Exercise prompt: Copy the records again, from the first line through the line that contains "591, 376, 604]".

Input:

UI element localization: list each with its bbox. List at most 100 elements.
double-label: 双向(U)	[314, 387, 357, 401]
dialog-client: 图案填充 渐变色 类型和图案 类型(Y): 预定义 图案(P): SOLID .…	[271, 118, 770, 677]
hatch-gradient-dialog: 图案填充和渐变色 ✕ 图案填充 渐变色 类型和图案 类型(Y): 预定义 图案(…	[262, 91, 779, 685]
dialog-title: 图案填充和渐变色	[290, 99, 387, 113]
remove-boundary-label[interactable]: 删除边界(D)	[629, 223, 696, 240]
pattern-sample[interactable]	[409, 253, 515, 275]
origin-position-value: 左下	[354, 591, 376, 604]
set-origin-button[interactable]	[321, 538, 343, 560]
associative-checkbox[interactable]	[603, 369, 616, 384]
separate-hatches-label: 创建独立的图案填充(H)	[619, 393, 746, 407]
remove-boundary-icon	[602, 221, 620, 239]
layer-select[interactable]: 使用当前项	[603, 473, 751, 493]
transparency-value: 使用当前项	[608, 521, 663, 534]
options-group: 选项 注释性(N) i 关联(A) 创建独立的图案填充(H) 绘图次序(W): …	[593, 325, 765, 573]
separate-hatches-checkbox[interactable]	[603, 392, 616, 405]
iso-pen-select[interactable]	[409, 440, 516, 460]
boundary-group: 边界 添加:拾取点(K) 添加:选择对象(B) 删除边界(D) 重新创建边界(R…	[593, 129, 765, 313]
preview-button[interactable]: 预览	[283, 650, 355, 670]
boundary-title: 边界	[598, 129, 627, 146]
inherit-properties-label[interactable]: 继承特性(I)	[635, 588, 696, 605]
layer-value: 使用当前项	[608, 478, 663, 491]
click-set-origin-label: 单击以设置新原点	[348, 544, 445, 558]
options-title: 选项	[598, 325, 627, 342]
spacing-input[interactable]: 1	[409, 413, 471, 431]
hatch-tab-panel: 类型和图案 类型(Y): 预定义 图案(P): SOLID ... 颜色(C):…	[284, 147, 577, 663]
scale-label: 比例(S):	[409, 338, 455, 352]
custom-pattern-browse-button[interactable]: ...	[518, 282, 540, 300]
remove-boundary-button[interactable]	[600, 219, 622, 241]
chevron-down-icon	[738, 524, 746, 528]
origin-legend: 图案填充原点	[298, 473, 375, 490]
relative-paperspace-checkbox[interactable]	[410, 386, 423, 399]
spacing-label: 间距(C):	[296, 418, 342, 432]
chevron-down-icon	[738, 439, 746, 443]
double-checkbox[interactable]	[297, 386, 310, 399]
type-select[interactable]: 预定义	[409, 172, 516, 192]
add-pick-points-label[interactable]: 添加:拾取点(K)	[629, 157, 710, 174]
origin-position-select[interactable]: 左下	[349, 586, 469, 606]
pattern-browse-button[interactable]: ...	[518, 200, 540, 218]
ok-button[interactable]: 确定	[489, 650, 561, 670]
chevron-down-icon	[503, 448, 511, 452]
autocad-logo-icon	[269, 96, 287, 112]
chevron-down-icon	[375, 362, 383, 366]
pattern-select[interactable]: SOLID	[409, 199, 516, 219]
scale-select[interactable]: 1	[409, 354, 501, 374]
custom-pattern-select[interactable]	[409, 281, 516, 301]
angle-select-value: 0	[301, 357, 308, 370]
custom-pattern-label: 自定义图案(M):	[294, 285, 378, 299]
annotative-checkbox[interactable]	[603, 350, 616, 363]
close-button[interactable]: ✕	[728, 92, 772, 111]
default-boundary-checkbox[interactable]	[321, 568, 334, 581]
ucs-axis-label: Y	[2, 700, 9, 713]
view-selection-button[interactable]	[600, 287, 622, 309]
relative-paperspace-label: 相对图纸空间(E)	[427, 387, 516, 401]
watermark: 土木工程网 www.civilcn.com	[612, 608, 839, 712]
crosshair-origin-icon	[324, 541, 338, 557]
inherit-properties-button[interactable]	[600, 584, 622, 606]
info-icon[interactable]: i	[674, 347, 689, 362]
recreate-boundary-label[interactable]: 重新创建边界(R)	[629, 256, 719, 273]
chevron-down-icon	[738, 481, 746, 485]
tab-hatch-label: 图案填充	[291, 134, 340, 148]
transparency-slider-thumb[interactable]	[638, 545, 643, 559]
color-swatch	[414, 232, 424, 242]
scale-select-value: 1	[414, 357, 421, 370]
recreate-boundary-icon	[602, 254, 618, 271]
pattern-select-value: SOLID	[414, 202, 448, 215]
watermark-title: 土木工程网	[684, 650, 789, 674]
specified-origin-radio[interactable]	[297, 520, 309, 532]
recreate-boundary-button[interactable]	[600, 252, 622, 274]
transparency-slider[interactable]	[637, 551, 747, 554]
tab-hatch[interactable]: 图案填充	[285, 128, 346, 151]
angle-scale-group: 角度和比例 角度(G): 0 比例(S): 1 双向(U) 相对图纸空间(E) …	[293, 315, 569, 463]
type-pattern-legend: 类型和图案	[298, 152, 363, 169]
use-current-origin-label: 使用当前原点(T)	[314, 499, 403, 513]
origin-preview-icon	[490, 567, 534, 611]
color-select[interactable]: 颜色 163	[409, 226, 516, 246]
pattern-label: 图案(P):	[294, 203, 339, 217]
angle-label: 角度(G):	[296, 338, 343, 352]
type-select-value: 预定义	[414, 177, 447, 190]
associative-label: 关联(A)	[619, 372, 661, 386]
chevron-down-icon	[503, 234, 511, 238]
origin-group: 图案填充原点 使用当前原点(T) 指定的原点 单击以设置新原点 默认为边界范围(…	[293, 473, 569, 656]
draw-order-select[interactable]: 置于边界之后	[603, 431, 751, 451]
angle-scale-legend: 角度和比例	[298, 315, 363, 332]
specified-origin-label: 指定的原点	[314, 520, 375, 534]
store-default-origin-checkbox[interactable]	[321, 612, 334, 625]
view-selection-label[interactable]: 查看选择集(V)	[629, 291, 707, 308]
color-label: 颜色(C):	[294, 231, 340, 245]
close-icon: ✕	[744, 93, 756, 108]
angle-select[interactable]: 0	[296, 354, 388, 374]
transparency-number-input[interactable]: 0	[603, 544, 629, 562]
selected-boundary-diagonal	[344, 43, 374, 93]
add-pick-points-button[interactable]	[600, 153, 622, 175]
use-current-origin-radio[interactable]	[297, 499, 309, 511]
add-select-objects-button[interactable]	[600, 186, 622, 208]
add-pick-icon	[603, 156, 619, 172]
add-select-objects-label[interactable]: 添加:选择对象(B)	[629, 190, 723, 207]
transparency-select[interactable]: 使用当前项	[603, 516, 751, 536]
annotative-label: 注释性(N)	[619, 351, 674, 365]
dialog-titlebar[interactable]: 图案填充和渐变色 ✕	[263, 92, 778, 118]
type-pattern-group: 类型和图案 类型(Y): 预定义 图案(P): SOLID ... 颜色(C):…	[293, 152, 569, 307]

Task solution:
UI element localization: list each with its bbox. List at most 100 elements.
double-label: 双向(U)	[314, 387, 357, 401]
dialog-client: 图案填充 渐变色 类型和图案 类型(Y): 预定义 图案(P): SOLID .…	[271, 118, 770, 677]
hatch-gradient-dialog: 图案填充和渐变色 ✕ 图案填充 渐变色 类型和图案 类型(Y): 预定义 图案(…	[262, 91, 779, 685]
dialog-title: 图案填充和渐变色	[290, 99, 387, 113]
remove-boundary-label[interactable]: 删除边界(D)	[629, 223, 696, 240]
pattern-sample[interactable]	[409, 253, 515, 275]
origin-position-value: 左下	[354, 591, 376, 604]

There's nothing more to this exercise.